:: Written problem ::
Scan the records for the string "mean"; copy each line where it occurs.
+-------+
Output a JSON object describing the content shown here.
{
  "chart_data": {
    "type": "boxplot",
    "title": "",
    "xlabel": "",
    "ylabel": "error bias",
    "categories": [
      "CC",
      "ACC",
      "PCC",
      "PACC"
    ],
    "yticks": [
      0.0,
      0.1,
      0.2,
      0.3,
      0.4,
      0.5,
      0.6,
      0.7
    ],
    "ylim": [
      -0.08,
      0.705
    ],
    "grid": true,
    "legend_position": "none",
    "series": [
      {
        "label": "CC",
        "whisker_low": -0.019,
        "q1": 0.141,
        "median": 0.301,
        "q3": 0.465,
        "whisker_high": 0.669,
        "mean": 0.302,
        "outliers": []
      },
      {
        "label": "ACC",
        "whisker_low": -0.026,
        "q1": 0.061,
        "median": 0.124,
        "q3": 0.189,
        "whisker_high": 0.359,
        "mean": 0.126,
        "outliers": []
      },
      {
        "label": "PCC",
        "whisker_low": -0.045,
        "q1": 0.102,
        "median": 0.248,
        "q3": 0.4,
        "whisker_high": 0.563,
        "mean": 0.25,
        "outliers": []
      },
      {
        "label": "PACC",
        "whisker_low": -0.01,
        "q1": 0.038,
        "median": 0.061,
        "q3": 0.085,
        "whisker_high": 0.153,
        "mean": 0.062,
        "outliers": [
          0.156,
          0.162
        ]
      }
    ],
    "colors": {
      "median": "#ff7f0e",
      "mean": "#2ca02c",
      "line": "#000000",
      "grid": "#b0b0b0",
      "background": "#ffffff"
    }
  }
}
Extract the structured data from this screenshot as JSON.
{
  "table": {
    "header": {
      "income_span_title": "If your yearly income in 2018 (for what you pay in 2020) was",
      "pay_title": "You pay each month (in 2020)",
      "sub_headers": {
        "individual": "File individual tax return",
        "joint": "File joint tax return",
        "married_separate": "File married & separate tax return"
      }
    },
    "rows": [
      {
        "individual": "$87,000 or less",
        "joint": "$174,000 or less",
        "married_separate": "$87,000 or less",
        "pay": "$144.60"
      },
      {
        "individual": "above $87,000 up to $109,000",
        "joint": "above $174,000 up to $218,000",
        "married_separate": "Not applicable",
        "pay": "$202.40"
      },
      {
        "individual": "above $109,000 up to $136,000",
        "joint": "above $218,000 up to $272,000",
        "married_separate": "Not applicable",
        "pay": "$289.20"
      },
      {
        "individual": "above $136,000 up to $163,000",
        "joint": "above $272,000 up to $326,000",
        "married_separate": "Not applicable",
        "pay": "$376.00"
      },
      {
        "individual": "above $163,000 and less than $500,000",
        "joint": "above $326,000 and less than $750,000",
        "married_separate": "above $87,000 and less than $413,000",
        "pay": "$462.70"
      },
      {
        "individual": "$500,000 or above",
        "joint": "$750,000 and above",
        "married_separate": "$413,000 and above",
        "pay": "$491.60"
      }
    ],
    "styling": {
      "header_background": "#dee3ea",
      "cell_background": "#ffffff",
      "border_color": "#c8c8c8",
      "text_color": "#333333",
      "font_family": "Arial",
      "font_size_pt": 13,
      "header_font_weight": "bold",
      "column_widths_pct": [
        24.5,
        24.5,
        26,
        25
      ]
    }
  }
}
+-------+
:: Exercise result ::
        "mean": 0.302,
        "mean": 0.126,
        "mean": 0.25,
        "mean": 0.062,
      "mean": "#2ca02c",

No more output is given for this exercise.